[Data entries]
-- -- --
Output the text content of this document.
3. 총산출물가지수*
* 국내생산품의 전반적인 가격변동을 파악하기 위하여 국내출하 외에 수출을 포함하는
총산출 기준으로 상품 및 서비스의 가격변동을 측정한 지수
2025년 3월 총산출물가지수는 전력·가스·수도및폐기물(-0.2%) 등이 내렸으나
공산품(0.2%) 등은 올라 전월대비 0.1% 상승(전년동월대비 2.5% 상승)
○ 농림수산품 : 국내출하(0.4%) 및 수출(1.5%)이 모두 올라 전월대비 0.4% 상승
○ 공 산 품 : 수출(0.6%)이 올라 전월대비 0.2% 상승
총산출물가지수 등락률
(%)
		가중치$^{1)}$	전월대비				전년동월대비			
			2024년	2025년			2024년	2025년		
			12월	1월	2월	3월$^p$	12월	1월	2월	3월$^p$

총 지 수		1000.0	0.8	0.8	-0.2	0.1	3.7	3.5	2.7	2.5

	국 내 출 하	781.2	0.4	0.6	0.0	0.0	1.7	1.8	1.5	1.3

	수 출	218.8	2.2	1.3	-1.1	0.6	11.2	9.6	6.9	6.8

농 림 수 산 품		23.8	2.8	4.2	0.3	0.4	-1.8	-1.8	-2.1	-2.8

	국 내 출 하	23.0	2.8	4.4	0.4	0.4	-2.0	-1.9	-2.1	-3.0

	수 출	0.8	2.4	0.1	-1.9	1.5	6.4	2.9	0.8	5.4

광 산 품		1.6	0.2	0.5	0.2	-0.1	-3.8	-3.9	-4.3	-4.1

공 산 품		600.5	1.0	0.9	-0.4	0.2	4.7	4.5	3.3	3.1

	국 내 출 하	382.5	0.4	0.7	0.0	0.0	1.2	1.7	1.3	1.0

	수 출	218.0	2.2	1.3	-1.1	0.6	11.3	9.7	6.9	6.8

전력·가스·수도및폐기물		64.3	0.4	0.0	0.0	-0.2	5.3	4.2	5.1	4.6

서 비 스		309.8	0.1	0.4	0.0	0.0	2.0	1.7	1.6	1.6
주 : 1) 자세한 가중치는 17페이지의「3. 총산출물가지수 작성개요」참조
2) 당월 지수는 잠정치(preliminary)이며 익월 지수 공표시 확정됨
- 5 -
-- -- --
=== What to do ===
Repeat back the data above, exact to the last character.

=== Task response ===
Output the text content of this document.
3. 총산출물가지수*
* 국내생산품의 전반적인 가격변동을 파악하기 위하여 국내출하 외에 수출을 포함하는
총산출 기준으로 상품 및 서비스의 가격변동을 측정한 지수
2025년 3월 총산출물가지수는 전력·가스·수도및폐기물(-0.2%) 등이 내렸으나
공산품(0.2%) 등은 올라 전월대비 0.1% 상승(전년동월대비 2.5% 상승)
○ 농림수산품 : 국내출하(0.4%) 및 수출(1.5%)이 모두 올라 전월대비 0.4% 상승
○ 공 산 품 : 수출(0.6%)이 올라 전월대비 0.2% 상승
총산출물가지수 등락률
(%)
		가중치$^{1)}$	전월대비				전년동월대비			
			2024년	2025년			2024년	2025년		
			12월	1월	2월	3월$^p$	12월	1월	2월	3월$^p$

총 지 수		1000.0	0.8	0.8	-0.2	0.1	3.7	3.5	2.7	2.5

	국 내 출 하	781.2	0.4	0.6	0.0	0.0	1.7	1.8	1.5	1.3

	수 출	218.8	2.2	1.3	-1.1	0.6	11.2	9.6	6.9	6.8

농 림 수 산 품		23.8	2.8	4.2	0.3	0.4	-1.8	-1.8	-2.1	-2.8

	국 내 출 하	23.0	2.8	4.4	0.4	0.4	-2.0	-1.9	-2.1	-3.0

	수 출	0.8	2.4	0.1	-1.9	1.5	6.4	2.9	0.8	5.4

광 산 품		1.6	0.2	0.5	0.2	-0.1	-3.8	-3.9	-4.3	-4.1

공 산 품		600.5	1.0	0.9	-0.4	0.2	4.7	4.5	3.3	3.1

	국 내 출 하	382.5	0.4	0.7	0.0	0.0	1.2	1.7	1.3	1.0

	수 출	218.0	2.2	1.3	-1.1	0.6	11.3	9.7	6.9	6.8

전력·가스·수도및폐기물		64.3	0.4	0.0	0.0	-0.2	5.3	4.2	5.1	4.6

서 비 스		309.8	0.1	0.4	0.0	0.0	2.0	1.7	1.6	1.6
주 : 1) 자세한 가중치는 17페이지의「3. 총산출물가지수 작성개요」참조
2) 당월 지수는 잠정치(preliminary)이며 익월 지수 공표시 확정됨
- 5 -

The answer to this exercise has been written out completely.